What is being asked -> The entries below are to be written out again without alteration.

•••

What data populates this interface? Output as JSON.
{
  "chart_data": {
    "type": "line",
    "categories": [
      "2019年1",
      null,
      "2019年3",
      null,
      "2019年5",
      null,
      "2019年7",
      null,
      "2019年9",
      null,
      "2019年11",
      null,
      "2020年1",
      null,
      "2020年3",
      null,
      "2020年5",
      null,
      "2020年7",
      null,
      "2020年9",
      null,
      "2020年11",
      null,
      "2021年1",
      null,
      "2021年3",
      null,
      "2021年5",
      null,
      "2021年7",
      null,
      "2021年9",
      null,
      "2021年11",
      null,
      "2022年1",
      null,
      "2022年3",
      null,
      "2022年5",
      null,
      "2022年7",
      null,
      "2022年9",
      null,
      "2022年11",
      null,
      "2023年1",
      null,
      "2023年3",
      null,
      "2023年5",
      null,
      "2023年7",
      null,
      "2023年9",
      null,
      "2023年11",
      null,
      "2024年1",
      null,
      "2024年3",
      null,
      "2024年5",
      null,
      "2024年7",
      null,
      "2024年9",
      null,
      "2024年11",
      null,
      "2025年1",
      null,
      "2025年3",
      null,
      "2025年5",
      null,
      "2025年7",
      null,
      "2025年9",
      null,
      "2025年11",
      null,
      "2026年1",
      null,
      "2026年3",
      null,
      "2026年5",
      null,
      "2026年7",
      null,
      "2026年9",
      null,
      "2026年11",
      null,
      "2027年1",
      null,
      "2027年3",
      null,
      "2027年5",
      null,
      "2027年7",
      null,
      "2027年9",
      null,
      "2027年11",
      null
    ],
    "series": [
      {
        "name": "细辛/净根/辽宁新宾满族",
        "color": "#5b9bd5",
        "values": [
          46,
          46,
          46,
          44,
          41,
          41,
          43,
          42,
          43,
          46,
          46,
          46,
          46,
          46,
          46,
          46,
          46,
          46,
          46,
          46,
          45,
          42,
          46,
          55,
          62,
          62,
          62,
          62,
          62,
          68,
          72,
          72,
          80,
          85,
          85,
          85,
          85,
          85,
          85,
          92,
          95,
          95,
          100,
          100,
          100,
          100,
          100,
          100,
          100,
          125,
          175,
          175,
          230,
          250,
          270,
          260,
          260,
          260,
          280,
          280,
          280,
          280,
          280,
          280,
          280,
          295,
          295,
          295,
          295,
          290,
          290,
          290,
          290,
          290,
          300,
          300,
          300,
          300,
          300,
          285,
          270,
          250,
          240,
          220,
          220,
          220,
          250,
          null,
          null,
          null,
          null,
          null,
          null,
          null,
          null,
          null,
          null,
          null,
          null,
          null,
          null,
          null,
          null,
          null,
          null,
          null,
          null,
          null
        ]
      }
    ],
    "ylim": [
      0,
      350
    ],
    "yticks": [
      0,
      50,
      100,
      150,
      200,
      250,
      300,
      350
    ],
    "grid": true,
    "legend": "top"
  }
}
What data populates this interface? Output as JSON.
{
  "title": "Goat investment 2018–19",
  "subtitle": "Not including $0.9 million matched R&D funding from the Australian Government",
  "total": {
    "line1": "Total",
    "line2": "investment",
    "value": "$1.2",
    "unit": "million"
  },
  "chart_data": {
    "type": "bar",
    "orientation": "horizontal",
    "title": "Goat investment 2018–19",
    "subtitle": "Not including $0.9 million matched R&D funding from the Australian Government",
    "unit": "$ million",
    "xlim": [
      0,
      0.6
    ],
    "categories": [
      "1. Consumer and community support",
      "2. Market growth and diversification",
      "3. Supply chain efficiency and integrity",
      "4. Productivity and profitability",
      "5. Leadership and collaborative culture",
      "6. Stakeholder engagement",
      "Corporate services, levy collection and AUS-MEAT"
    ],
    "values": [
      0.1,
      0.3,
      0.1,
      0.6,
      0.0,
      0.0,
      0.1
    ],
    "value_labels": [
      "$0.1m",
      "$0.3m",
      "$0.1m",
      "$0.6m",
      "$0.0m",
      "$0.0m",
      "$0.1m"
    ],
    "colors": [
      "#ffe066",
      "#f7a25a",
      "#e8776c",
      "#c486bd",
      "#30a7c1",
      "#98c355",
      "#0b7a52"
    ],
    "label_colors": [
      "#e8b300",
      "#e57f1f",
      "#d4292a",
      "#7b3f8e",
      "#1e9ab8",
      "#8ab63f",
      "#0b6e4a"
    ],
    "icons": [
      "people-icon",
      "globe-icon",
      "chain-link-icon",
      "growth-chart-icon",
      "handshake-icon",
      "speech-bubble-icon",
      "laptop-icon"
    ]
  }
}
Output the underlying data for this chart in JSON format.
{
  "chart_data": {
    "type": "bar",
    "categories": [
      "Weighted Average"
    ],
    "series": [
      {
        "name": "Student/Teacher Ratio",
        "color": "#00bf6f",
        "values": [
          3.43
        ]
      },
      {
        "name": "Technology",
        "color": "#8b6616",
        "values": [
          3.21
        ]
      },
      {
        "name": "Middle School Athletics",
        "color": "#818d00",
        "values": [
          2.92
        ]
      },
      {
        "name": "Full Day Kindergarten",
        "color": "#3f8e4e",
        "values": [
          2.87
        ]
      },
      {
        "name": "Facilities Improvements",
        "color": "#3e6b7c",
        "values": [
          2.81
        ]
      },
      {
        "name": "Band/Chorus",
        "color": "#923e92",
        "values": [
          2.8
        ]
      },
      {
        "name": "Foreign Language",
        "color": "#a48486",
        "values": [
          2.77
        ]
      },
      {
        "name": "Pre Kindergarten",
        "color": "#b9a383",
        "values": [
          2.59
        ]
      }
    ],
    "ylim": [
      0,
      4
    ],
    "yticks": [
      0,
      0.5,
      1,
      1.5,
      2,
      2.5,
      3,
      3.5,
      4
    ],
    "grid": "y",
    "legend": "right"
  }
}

•••

Task answer ->
What data populates this interface? Output as JSON.
{
  "chart_data": {
    "type": "line",
    "categories": [
      "2019年1",
      null,
      "2019年3",
      null,
      "2019年5",
      null,
      "2019年7",
      null,
      "2019年9",
      null,
      "2019年11",
      null,
      "2020年1",
      null,
      "2020年3",
      null,
      "2020年5",
      null,
      "2020年7",
      null,
      "2020年9",
      null,
      "2020年11",
      null,
      "2021年1",
      null,
      "2021年3",
      null,
      "2021年5",
      null,
      "2021年7",
      null,
      "2021年9",
      null,
      "2021年11",
      null,
      "2022年1",
      null,
      "2022年3",
      null,
      "2022年5",
      null,
      "2022年7",
      null,
      "2022年9",
      null,
      "2022年11",
      null,
      "2023年1",
      null,
      "2023年3",
      null,
      "2023年5",
      null,
      "2023年7",
      null,
      "2023年9",
      null,
      "2023年11",
      null,
      "2024年1",
      null,
      "2024年3",
      null,
      "2024年5",
      null,
      "2024年7",
      null,
      "2024年9",
      null,
      "2024年11",
      null,
      "2025年1",
      null,
      "2025年3",
      null,
      "2025年5",
      null,
      "2025年7",
      null,
      "2025年9",
      null,
      "2025年11",
      null,
      "2026年1",
      null,
      "2026年3",
      null,
      "2026年5",
      null,
      "2026年7",
      null,
      "2026年9",
      null,
      "2026年11",
      null,
      "2027年1",
      null,
      "2027年3",
      null,
      "2027年5",
      null,
      "2027年7",
      null,
      "2027年9",
      null,
      "2027年11",
      null
    ],
    "series": [
      {
        "name": "细辛/净根/辽宁新宾满族",
        "color": "#5b9bd5",
        "values": [
          46,
          46,
          46,
          44,
          41,
          41,
          43,
          42,
          43,
          46,
          46,
          46,
          46,
          46,
          46,
          46,
          46,
          46,
          46,
          46,
          45,
          42,
          46,
          55,
          62,
          62,
          62,
          62,
          62,
          68,
          72,
          72,
          80,
          85,
          85,
          85,
          85,
          85,
          85,
          92,
          95,
          95,
          100,
          100,
          100,
          100,
          100,
          100,
          100,
          125,
          175,
          175,
          230,
          250,
          270,
          260,
          260,
          260,
          280,
          280,
          280,
          280,
          280,
          280,
          280,
          295,
          295,
          295,
          295,
          290,
          290,
          290,
          290,
          290,
          300,
          300,
          300,
          300,
          300,
          285,
          270,
          250,
          240,
          220,
          220,
          220,
          250,
          null,
          null,
          null,
          null,
          null,
          null,
          null,
          null,
          null,
          null,
          null,
          null,
          null,
          null,
          null,
          null,
          null,
          null,
          null,
          null,
          null
        ]
      }
    ],
    "ylim": [
      0,
      350
    ],
    "yticks": [
      0,
      50,
      100,
      150,
      200,
      250,
      300,
      350
    ],
    "grid": true,
    "legend": "top"
  }
}
What data populates this interface? Output as JSON.
{
  "title": "Goat investment 2018–19",
  "subtitle": "Not including $0.9 million matched R&D funding from the Australian Government",
  "total": {
    "line1": "Total",
    "line2": "investment",
    "value": "$1.2",
    "unit": "million"
  },
  "chart_data": {
    "type": "bar",
    "orientation": "horizontal",
    "title": "Goat investment 2018–19",
    "subtitle": "Not including $0.9 million matched R&D funding from the Australian Government",
    "unit": "$ million",
    "xlim": [
      0,
      0.6
    ],
    "categories": [
      "1. Consumer and community support",
      "2. Market growth and diversification",
      "3. Supply chain efficiency and integrity",
      "4. Productivity and profitability",
      "5. Leadership and collaborative culture",
      "6. Stakeholder engagement",
      "Corporate services, levy collection and AUS-MEAT"
    ],
    "values": [
      0.1,
      0.3,
      0.1,
      0.6,
      0.0,
      0.0,
      0.1
    ],
    "value_labels": [
      "$0.1m",
      "$0.3m",
      "$0.1m",
      "$0.6m",
      "$0.0m",
      "$0.0m",
      "$0.1m"
    ],
    "colors": [
      "#ffe066",
      "#f7a25a",
      "#e8776c",
      "#c486bd",
      "#30a7c1",
      "#98c355",
      "#0b7a52"
    ],
    "label_colors": [
      "#e8b300",
      "#e57f1f",
      "#d4292a",
      "#7b3f8e",
      "#1e9ab8",
      "#8ab63f",
      "#0b6e4a"
    ],
    "icons": [
      "people-icon",
      "globe-icon",
      "chain-link-icon",
      "growth-chart-icon",
      "handshake-icon",
      "speech-bubble-icon",
      "laptop-icon"
    ]
  }
}
Output the underlying data for this chart in JSON format.
{
  "chart_data": {
    "type": "bar",
    "categories": [
      "Weighted Average"
    ],
    "series": [
      {
        "name": "Student/Teacher Ratio",
        "color": "#00bf6f",
        "values": [
          3.43
        ]
      },
      {
        "name": "Technology",
        "color": "#8b6616",
        "values": [
          3.21
        ]
      },
      {
        "name": "Middle School Athletics",
        "color": "#818d00",
        "values": [
          2.92
        ]
      },
      {
        "name": "Full Day Kindergarten",
        "color": "#3f8e4e",
        "values": [
          2.87
        ]
      },
      {
        "name": "Facilities Improvements",
        "color": "#3e6b7c",
        "values": [
          2.81
        ]
      },
      {
        "name": "Band/Chorus",
        "color": "#923e92",
        "values": [
          2.8
        ]
      },
      {
        "name": "Foreign Language",
        "color": "#a48486",
        "values": [
          2.77
        ]
      },
      {
        "name": "Pre Kindergarten",
        "color": "#b9a383",
        "values": [
          2.59
        ]
      }
    ],
    "ylim": [
      0,
      4
    ],
    "yticks": [
      0,
      0.5,
      1,
      1.5,
      2,
      2.5,
      3,
      3.5,
      4
    ],
    "grid": "y",
    "legend": "right"
  }
}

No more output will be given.